### What you are asked to do:
Extract all of the data and reproduce it precisely.

Items from a dataset:

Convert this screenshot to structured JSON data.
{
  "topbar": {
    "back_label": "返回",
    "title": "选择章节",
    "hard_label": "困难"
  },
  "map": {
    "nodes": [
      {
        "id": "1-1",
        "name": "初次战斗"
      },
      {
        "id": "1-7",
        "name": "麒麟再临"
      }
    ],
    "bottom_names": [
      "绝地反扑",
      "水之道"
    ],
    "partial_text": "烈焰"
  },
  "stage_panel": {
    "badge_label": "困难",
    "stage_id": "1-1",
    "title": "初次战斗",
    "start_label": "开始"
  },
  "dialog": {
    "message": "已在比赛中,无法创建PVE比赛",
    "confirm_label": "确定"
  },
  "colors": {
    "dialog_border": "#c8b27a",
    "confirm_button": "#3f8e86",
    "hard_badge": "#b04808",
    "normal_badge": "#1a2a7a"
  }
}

### Exercise answer:
Convert this screenshot to structured JSON data.
{
  "topbar": {
    "back_label": "返回",
    "title": "选择章节",
    "hard_label": "困难"
  },
  "map": {
    "nodes": [
      {
        "id": "1-1",
        "name": "初次战斗"
      },
      {
        "id": "1-7",
        "name": "麒麟再临"
      }
    ],
    "bottom_names": [
      "绝地反扑",
      "水之道"
    ],
    "partial_text": "烈焰"
  },
  "stage_panel": {
    "badge_label": "困难",
    "stage_id": "1-1",
    "title": "初次战斗",
    "start_label": "开始"
  },
  "dialog": {
    "message": "已在比赛中,无法创建PVE比赛",
    "confirm_label": "确定"
  },
  "colors": {
    "dialog_border": "#c8b27a",
    "confirm_button": "#3f8e86",
    "hard_badge": "#b04808",
    "normal_badge": "#1a2a7a"
  }
}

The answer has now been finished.